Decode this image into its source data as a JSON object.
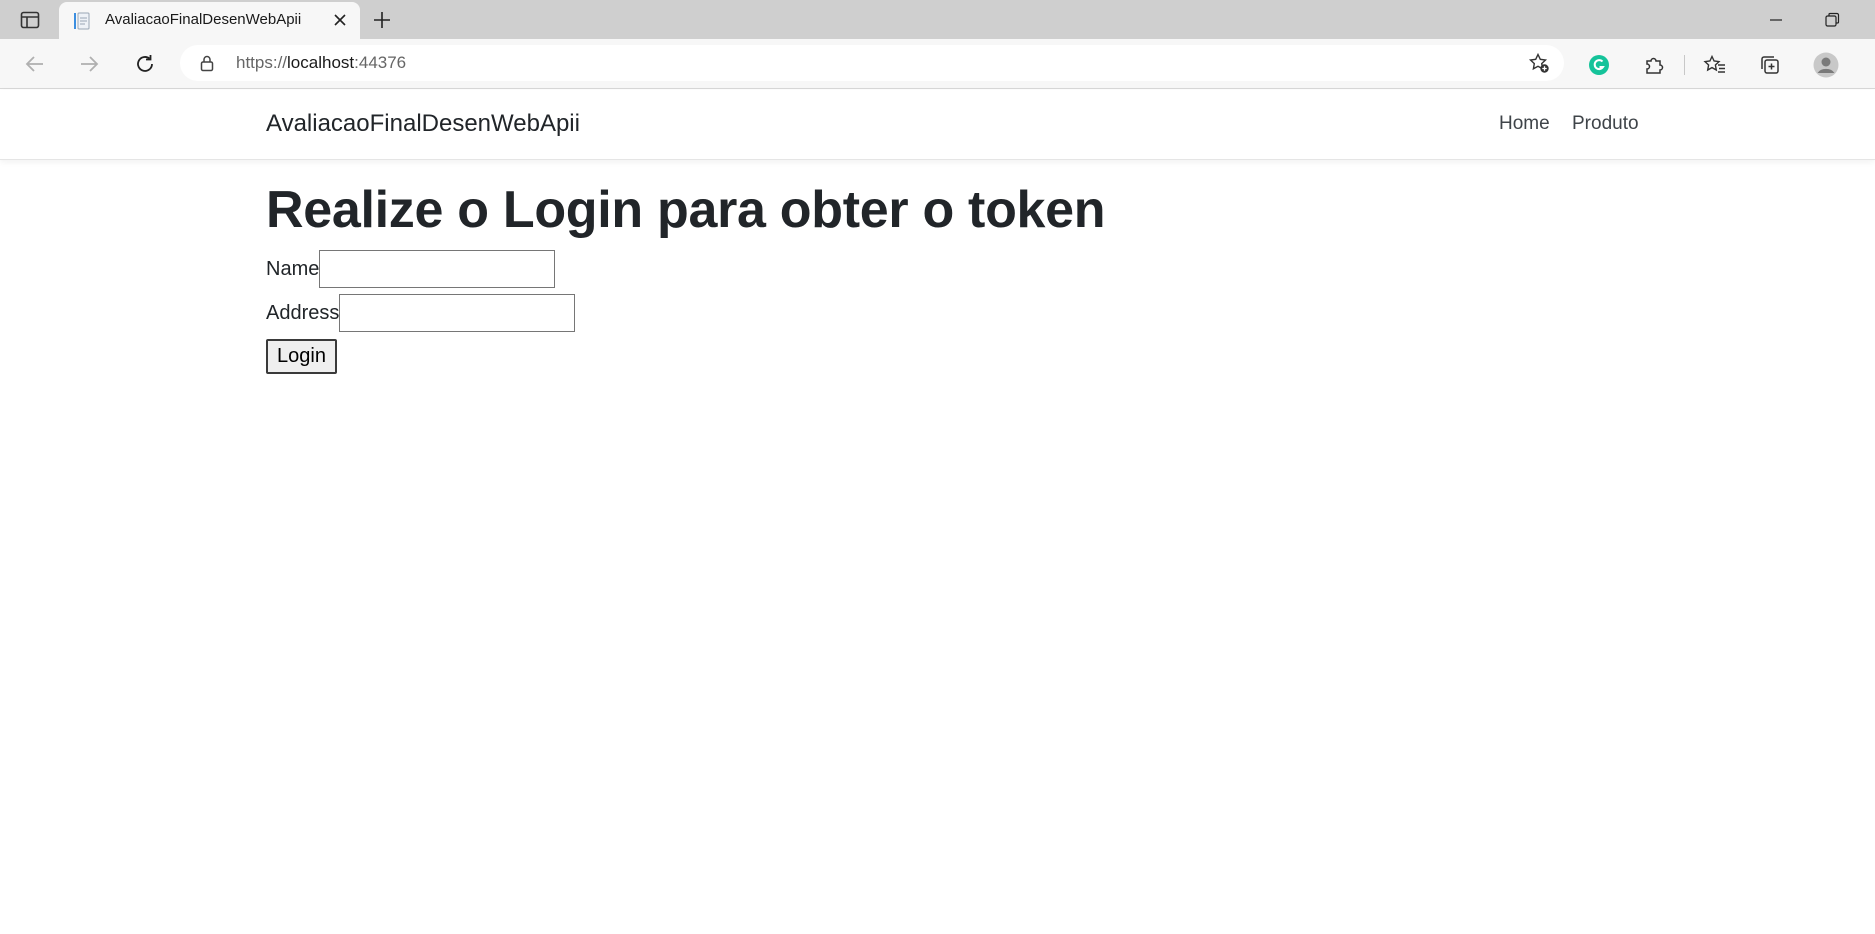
{
  "browser": {
    "tab_title": "AvaliacaoFinalDesenWebApii",
    "url_scheme": "https://",
    "url_host": "localhost",
    "url_port": ":44376",
    "icons": [
      "sidebar-toggle-icon",
      "favicon-icon",
      "close-icon",
      "plus-icon",
      "minimize-icon",
      "restore-icon",
      "back-arrow-icon",
      "forward-arrow-icon",
      "reload-icon",
      "lock-icon",
      "add-favorite-icon",
      "grammarly-icon",
      "puzzle-icon",
      "favorites-icon",
      "collections-icon",
      "profile-icon"
    ]
  },
  "site": {
    "brand": "AvaliacaoFinalDesenWebApii",
    "nav": {
      "home": "Home",
      "produto": "Produto"
    }
  },
  "main": {
    "title": "Realize o Login para obter o token",
    "form": {
      "name_label": "Name",
      "name_value": "",
      "address_label": "Address",
      "address_value": "",
      "submit_label": "Login"
    }
  },
  "colors": {
    "grammarly": "#15c39a",
    "text": "#212529"
  }
}
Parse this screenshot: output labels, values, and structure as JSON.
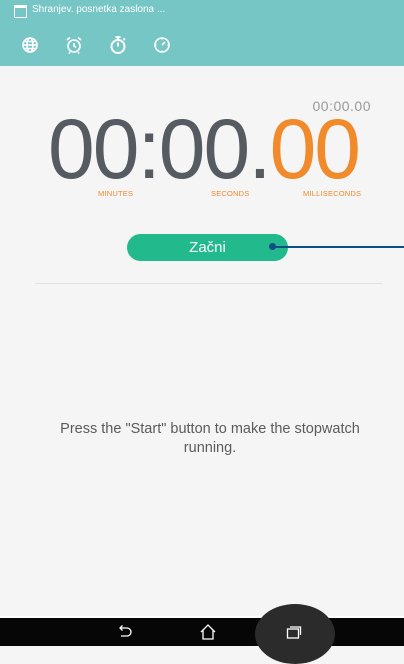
{
  "status_bar": {
    "notification_text": "Shranjev. posnetka zaslona ...",
    "notification_icon": "screenshot-icon"
  },
  "tabs": [
    {
      "name": "world-clock",
      "icon": "globe-icon"
    },
    {
      "name": "alarm",
      "icon": "alarm-clock-icon"
    },
    {
      "name": "stopwatch",
      "icon": "stopwatch-icon",
      "selected": true
    },
    {
      "name": "timer",
      "icon": "timer-icon"
    }
  ],
  "stopwatch": {
    "lap_time": "00:00.00",
    "minutes": "00",
    "seconds": "00",
    "milliseconds": "00",
    "sep1": ":",
    "sep2": ".",
    "minutes_label": "MINUTES",
    "seconds_label": "SECONDS",
    "milliseconds_label": "MILLISECONDS"
  },
  "start_button": {
    "label": "Začni"
  },
  "hint_text": "Press the \"Start\" button to make the stopwatch running.",
  "colors": {
    "header": "#75c6c5",
    "accent_orange": "#f08a2b",
    "button_green": "#22b98d",
    "callout": "#0f4e85"
  },
  "navbar": {
    "buttons": [
      "back-icon",
      "home-icon",
      "recent-apps-icon"
    ]
  }
}
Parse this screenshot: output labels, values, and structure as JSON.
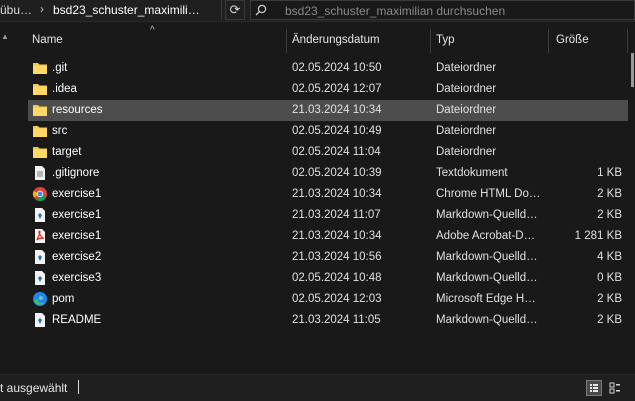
{
  "addressbar": {
    "prefix": "übu…",
    "separator": "›",
    "current": "bsd23_schuster_maximili…",
    "refresh_glyph": "⟳"
  },
  "search": {
    "placeholder": "bsd23_schuster_maximilian durchsuchen"
  },
  "columns": {
    "name": "Name",
    "date": "Änderungsdatum",
    "type": "Typ",
    "size": "Größe",
    "sort_glyph": "^"
  },
  "files": [
    {
      "name": ".git",
      "date": "02.05.2024 10:50",
      "type": "Dateiordner",
      "size": "",
      "icon": "folder-icon"
    },
    {
      "name": ".idea",
      "date": "02.05.2024 12:07",
      "type": "Dateiordner",
      "size": "",
      "icon": "folder-icon"
    },
    {
      "name": "resources",
      "date": "21.03.2024 10:34",
      "type": "Dateiordner",
      "size": "",
      "icon": "folder-icon",
      "selected": true
    },
    {
      "name": "src",
      "date": "02.05.2024 10:49",
      "type": "Dateiordner",
      "size": "",
      "icon": "folder-icon"
    },
    {
      "name": "target",
      "date": "02.05.2024 11:04",
      "type": "Dateiordner",
      "size": "",
      "icon": "folder-icon"
    },
    {
      "name": ".gitignore",
      "date": "02.05.2024 10:39",
      "type": "Textdokument",
      "size": "1 KB",
      "icon": "text-file-icon"
    },
    {
      "name": "exercise1",
      "date": "21.03.2024 10:34",
      "type": "Chrome HTML Do…",
      "size": "2 KB",
      "icon": "chrome-icon"
    },
    {
      "name": "exercise1",
      "date": "21.03.2024 11:07",
      "type": "Markdown-Quelld…",
      "size": "2 KB",
      "icon": "markdown-file-icon"
    },
    {
      "name": "exercise1",
      "date": "21.03.2024 10:34",
      "type": "Adobe Acrobat-D…",
      "size": "1 281 KB",
      "icon": "pdf-icon"
    },
    {
      "name": "exercise2",
      "date": "21.03.2024 10:56",
      "type": "Markdown-Quelld…",
      "size": "4 KB",
      "icon": "markdown-file-icon"
    },
    {
      "name": "exercise3",
      "date": "02.05.2024 10:48",
      "type": "Markdown-Quelld…",
      "size": "0 KB",
      "icon": "markdown-file-icon"
    },
    {
      "name": "pom",
      "date": "02.05.2024 12:03",
      "type": "Microsoft Edge H…",
      "size": "2 KB",
      "icon": "edge-icon"
    },
    {
      "name": "README",
      "date": "21.03.2024 11:05",
      "type": "Markdown-Quelld…",
      "size": "2 KB",
      "icon": "markdown-file-icon"
    }
  ],
  "statusbar": {
    "text": "t ausgewählt"
  },
  "colors": {
    "background": "#191919",
    "selected_row": "#4d4d4d",
    "folder": "#f2c94c",
    "chrome_red": "#db4437",
    "chrome_green": "#0f9d58",
    "chrome_yellow": "#f4b400",
    "chrome_blue": "#4285f4",
    "edge_blue": "#1e88e5",
    "edge_green": "#3ec16b",
    "pdf_red": "#e02424"
  }
}
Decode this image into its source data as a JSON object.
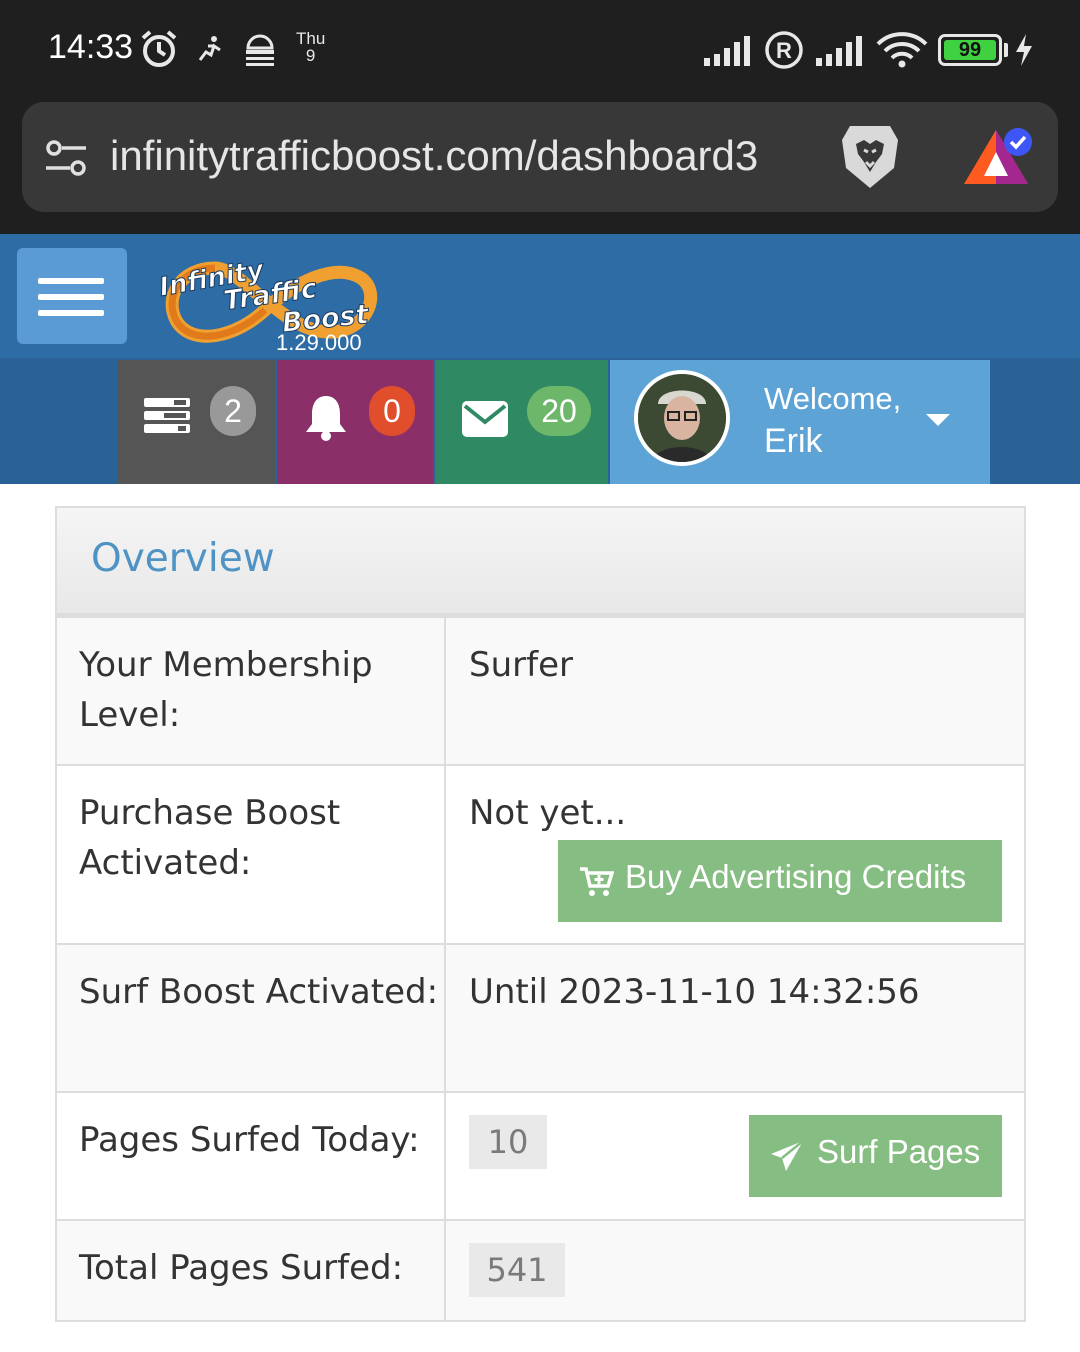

■ What the task requires
Each line of the data should be quoted exactly, with pictures left out.

■ The completed task
Decode this image into its source data as a JSON object.
{
  "browser": {
    "tab_title": "AvaliacaoFinalDesenWebApii",
    "url_scheme": "https://",
    "url_host": "localhost",
    "url_port": ":44376",
    "icons": [
      "sidebar-toggle-icon",
      "favicon-icon",
      "close-icon",
      "plus-icon",
      "minimize-icon",
      "restore-icon",
      "back-arrow-icon",
      "forward-arrow-icon",
      "reload-icon",
      "lock-icon",
      "add-favorite-icon",
      "grammarly-icon",
      "puzzle-icon",
      "favorites-icon",
      "collections-icon",
      "profile-icon"
    ]
  },
  "site": {
    "brand": "AvaliacaoFinalDesenWebApii",
    "nav": {
      "home": "Home",
      "produto": "Produto"
    }
  },
  "main": {
    "title": "Realize o Login para obter o token",
    "form": {
      "name_label": "Name",
      "name_value": "",
      "address_label": "Address",
      "address_value": "",
      "submit_label": "Login"
    }
  },
  "colors": {
    "grammarly": "#15c39a",
    "text": "#212529"
  }
}
Parse this screenshot: output labels, values, and structure as JSON.
{
  "status_bar": {
    "notification_text": "Shranjev. posnetka zaslona ...",
    "notification_icon": "screenshot-icon"
  },
  "tabs": [
    {
      "name": "world-clock",
      "icon": "globe-icon"
    },
    {
      "name": "alarm",
      "icon": "alarm-clock-icon"
    },
    {
      "name": "stopwatch",
      "icon": "stopwatch-icon",
      "selected": true
    },
    {
      "name": "timer",
      "icon": "timer-icon"
    }
  ],
  "stopwatch": {
    "lap_time": "00:00.00",
    "minutes": "00",
    "seconds": "00",
    "milliseconds": "00",
    "sep1": ":",
    "sep2": ".",
    "minutes_label": "MINUTES",
    "seconds_label": "SECONDS",
    "milliseconds_label": "MILLISECONDS"
  },
  "start_button": {
    "label": "Začni"
  },
  "hint_text": "Press the \"Start\" button to make the stopwatch running.",
  "colors": {
    "header": "#75c6c5",
    "accent_orange": "#f08a2b",
    "button_green": "#22b98d",
    "callout": "#0f4e85"
  },
  "navbar": {
    "buttons": [
      "back-icon",
      "home-icon",
      "recent-apps-icon"
    ]
  }
}
Parse this screenshot: output labels, values, and structure as JSON.
{
  "addressbar": {
    "prefix": "übu…",
    "separator": "›",
    "current": "bsd23_schuster_maximili…",
    "refresh_glyph": "⟳"
  },
  "search": {
    "placeholder": "bsd23_schuster_maximilian durchsuchen"
  },
  "columns": {
    "name": "Name",
    "date": "Änderungsdatum",
    "type": "Typ",
    "size": "Größe",
    "sort_glyph": "^"
  },
  "files": [
    {
      "name": ".git",
      "date": "02.05.2024 10:50",
      "type": "Dateiordner",
      "size": "",
      "icon": "folder-icon"
    },
    {
      "name": ".idea",
      "date": "02.05.2024 12:07",
      "type": "Dateiordner",
      "size": "",
      "icon": "folder-icon"
    },
    {
      "name": "resources",
      "date": "21.03.2024 10:34",
      "type": "Dateiordner",
      "size": "",
      "icon": "folder-icon",
      "selected": true
    },
    {
      "name": "src",
      "date": "02.05.2024 10:49",
      "type": "Dateiordner",
      "size": "",
      "icon": "folder-icon"
    },
    {
      "name": "target",
      "date": "02.05.2024 11:04",
      "type": "Dateiordner",
      "size": "",
      "icon": "folder-icon"
    },
    {
      "name": ".gitignore",
      "date": "02.05.2024 10:39",
      "type": "Textdokument",
      "size": "1 KB",
      "icon": "text-file-icon"
    },
    {
      "name": "exercise1",
      "date": "21.03.2024 10:34",
      "type": "Chrome HTML Do…",
      "size": "2 KB",
      "icon": "chrome-icon"
    },
    {
      "name": "exercise1",
      "date": "21.03.2024 11:07",
      "type": "Markdown-Quelld…",
      "size": "2 KB",
      "icon": "markdown-file-icon"
    },
    {
      "name": "exercise1",
      "date": "21.03.2024 10:34",
      "type": "Adobe Acrobat-D…",
      "size": "1 281 KB",
      "icon": "pdf-icon"
    },
    {
      "name": "exercise2",
      "date": "21.03.2024 10:56",
      "type": "Markdown-Quelld…",
      "size": "4 KB",
      "icon": "markdown-file-icon"
    },
    {
      "name": "exercise3",
      "date": "02.05.2024 10:48",
      "type": "Markdown-Quelld…",
      "size": "0 KB",
      "icon": "markdown-file-icon"
    },
    {
      "name": "pom",
      "date": "02.05.2024 12:03",
      "type": "Microsoft Edge H…",
      "size": "2 KB",
      "icon": "edge-icon"
    },
    {
      "name": "README",
      "date": "21.03.2024 11:05",
      "type": "Markdown-Quelld…",
      "size": "2 KB",
      "icon": "markdown-file-icon"
    }
  ],
  "statusbar": {
    "text": "t ausgewählt"
  },
  "colors": {
    "background": "#191919",
    "selected_row": "#4d4d4d",
    "folder": "#f2c94c",
    "chrome_red": "#db4437",
    "chrome_green": "#0f9d58",
    "chrome_yellow": "#f4b400",
    "chrome_blue": "#4285f4",
    "edge_blue": "#1e88e5",
    "edge_green": "#3ec16b",
    "pdf_red": "#e02424"
  }
}
Decode this image into its source data as a JSON object.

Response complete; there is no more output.